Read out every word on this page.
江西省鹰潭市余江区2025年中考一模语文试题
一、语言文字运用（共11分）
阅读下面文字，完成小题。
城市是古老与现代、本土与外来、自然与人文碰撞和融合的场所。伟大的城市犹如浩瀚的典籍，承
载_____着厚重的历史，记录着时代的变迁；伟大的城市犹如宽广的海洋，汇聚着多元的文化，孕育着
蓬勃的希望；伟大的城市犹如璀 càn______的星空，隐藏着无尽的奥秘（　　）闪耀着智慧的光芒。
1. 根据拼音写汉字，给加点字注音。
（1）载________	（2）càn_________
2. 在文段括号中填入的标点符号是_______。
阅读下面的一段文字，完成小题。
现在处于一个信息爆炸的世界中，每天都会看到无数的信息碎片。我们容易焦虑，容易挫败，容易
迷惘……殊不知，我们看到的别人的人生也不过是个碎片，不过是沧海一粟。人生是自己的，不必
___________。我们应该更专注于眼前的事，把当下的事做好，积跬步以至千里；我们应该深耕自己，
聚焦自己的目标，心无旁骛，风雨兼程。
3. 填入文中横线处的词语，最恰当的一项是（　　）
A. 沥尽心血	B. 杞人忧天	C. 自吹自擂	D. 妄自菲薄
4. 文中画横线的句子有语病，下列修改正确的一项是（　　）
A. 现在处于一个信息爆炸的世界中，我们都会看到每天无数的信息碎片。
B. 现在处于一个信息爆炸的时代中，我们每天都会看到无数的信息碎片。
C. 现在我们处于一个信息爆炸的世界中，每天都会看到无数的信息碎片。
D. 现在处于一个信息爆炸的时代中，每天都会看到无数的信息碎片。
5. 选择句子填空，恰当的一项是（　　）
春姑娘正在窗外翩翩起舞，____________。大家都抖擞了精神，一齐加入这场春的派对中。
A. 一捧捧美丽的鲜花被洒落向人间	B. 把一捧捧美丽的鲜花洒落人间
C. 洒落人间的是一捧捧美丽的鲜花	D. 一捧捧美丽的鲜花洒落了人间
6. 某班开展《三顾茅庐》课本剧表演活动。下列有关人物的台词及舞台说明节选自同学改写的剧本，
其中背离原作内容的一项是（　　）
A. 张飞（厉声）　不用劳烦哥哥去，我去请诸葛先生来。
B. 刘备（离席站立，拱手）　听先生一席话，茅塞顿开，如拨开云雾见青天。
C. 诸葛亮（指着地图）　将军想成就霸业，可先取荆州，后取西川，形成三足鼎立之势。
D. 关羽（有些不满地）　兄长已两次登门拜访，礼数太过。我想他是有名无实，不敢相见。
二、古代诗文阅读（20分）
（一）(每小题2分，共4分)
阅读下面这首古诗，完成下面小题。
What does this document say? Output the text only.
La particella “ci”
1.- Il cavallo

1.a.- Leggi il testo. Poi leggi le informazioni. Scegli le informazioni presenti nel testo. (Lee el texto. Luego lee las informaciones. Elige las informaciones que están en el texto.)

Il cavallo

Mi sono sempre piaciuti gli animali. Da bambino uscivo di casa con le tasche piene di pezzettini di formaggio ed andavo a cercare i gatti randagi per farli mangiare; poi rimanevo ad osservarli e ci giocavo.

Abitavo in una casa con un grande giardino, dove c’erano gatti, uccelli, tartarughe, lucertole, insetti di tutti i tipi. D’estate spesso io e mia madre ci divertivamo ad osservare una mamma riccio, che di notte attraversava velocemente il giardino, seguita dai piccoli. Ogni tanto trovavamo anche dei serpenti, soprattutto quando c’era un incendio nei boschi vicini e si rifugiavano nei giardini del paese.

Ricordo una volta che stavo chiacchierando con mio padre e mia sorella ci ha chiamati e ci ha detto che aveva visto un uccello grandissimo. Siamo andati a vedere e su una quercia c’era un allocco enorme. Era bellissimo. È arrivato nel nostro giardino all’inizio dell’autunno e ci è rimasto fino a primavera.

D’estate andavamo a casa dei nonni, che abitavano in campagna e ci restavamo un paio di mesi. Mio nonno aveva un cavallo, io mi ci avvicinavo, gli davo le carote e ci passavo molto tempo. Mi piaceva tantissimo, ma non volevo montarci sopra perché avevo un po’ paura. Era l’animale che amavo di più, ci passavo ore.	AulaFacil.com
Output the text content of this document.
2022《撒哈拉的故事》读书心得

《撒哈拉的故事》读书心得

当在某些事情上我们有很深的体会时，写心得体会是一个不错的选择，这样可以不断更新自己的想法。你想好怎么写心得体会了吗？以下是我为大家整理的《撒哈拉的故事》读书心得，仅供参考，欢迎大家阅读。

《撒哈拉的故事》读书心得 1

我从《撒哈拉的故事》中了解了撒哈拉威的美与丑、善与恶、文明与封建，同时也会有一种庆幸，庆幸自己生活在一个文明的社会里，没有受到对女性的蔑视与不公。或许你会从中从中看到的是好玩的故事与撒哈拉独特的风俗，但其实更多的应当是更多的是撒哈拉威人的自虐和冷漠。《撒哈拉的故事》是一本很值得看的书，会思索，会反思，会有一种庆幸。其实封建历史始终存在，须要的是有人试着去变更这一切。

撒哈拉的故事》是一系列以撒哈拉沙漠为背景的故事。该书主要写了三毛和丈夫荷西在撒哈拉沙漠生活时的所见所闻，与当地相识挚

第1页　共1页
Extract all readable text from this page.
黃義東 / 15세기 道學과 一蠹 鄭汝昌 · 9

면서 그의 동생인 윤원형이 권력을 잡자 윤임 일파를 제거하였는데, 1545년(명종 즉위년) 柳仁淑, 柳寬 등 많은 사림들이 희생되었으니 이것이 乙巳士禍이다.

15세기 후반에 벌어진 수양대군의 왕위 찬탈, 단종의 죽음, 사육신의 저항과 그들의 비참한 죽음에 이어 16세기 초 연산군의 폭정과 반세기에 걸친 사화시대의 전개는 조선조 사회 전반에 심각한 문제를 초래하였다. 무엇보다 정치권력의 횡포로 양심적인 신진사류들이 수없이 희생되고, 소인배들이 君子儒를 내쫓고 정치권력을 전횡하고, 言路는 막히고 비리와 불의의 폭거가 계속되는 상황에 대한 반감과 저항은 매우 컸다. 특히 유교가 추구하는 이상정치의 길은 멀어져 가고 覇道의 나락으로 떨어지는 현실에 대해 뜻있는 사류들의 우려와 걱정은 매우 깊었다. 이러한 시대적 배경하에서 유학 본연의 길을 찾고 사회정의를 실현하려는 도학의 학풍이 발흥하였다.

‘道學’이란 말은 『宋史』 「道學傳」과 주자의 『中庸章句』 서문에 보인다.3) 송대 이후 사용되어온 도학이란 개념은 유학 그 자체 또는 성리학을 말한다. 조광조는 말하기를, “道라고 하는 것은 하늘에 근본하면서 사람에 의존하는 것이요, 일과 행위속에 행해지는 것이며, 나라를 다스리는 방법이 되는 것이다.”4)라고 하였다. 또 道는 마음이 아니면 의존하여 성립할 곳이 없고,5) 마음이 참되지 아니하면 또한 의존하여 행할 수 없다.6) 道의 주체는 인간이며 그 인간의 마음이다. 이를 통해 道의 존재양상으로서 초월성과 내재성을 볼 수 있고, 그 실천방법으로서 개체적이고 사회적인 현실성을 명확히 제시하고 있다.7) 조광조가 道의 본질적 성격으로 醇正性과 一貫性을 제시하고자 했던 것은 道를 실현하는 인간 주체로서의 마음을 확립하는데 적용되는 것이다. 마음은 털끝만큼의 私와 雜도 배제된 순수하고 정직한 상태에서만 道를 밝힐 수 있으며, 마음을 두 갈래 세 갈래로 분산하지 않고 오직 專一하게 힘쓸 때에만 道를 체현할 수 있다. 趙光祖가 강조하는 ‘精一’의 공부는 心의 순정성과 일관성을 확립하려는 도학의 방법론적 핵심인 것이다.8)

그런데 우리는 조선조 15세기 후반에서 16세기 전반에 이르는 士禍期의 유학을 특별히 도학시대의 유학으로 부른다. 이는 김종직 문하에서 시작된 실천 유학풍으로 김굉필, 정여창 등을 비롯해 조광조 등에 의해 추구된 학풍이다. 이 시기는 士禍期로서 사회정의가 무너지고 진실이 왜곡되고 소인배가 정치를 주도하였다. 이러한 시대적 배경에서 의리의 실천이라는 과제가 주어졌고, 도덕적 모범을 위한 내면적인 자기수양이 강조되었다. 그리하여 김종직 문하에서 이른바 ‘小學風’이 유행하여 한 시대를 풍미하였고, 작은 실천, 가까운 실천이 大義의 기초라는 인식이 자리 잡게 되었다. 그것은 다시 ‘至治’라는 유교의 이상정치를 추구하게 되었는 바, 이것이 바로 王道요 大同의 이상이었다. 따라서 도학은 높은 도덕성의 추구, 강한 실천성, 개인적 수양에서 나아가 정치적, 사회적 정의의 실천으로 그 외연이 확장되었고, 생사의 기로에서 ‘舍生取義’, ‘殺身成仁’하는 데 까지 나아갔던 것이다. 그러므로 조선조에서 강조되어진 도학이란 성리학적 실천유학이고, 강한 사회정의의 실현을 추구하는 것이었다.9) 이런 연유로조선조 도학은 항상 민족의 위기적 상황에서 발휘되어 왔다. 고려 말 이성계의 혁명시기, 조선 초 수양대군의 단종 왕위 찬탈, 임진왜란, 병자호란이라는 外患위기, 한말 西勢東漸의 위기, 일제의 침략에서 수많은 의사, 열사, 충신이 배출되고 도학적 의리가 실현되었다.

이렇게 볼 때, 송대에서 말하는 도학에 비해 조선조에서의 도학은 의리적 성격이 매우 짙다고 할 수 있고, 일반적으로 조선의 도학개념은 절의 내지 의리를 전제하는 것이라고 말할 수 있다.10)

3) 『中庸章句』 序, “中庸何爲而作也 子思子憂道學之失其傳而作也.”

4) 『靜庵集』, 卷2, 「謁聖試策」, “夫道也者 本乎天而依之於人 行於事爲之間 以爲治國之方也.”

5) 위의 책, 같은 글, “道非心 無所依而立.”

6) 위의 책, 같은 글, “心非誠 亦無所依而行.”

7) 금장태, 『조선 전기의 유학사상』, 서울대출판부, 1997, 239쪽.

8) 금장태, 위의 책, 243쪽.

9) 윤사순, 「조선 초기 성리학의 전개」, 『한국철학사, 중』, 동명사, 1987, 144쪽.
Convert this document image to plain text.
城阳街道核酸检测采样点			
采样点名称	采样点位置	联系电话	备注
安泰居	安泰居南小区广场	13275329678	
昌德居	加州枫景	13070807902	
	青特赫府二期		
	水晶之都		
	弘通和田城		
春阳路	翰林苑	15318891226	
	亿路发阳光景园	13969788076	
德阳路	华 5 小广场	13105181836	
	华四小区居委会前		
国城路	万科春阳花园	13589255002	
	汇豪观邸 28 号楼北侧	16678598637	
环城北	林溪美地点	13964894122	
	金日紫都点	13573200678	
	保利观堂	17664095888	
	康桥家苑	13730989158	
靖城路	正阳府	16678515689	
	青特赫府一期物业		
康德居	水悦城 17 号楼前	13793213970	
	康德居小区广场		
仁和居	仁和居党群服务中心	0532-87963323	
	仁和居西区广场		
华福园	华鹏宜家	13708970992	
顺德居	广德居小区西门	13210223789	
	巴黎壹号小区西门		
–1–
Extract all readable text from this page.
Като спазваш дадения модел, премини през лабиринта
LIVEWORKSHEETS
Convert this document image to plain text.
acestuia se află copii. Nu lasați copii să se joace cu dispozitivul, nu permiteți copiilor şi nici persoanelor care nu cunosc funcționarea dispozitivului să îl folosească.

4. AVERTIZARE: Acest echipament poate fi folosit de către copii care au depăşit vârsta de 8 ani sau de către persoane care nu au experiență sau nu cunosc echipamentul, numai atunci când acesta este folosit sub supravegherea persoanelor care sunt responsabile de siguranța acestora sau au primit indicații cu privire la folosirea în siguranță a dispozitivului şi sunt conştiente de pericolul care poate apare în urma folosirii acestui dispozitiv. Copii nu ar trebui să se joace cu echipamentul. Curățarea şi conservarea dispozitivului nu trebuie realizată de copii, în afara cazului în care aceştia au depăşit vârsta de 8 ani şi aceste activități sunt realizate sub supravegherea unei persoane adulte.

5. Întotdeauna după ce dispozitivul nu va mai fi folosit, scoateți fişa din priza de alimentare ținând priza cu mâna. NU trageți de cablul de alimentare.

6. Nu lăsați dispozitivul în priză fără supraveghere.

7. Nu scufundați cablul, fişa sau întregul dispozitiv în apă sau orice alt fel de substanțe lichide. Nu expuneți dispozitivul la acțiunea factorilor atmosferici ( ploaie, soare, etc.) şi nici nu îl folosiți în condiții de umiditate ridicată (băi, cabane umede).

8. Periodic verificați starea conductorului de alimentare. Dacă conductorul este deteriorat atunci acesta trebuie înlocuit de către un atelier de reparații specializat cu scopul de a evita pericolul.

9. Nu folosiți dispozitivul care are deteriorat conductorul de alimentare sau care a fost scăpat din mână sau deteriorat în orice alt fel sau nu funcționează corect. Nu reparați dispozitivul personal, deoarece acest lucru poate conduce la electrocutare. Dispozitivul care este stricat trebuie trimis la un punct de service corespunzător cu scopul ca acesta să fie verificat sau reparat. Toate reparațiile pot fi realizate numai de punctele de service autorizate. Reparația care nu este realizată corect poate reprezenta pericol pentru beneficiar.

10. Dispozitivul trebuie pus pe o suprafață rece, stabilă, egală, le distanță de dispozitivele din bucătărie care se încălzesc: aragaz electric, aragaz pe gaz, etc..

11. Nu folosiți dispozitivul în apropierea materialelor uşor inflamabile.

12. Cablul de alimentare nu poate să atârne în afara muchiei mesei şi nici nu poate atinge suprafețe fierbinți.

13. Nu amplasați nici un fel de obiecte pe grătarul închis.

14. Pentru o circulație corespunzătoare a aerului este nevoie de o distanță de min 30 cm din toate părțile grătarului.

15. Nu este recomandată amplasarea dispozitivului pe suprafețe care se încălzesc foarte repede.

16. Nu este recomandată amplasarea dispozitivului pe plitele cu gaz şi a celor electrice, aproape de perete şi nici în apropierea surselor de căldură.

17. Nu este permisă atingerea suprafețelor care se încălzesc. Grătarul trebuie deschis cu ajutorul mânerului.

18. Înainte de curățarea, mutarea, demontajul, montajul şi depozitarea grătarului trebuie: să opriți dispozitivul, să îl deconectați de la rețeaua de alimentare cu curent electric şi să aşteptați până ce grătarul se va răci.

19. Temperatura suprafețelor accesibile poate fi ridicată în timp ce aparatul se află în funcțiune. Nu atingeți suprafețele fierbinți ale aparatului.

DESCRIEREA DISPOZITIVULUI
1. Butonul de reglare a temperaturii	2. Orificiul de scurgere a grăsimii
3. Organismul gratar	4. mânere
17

· · · · · · ·

* **Stated problem**
In the entries above, count each line holding "nici" and report the total and nothing more.

* **Task response**
5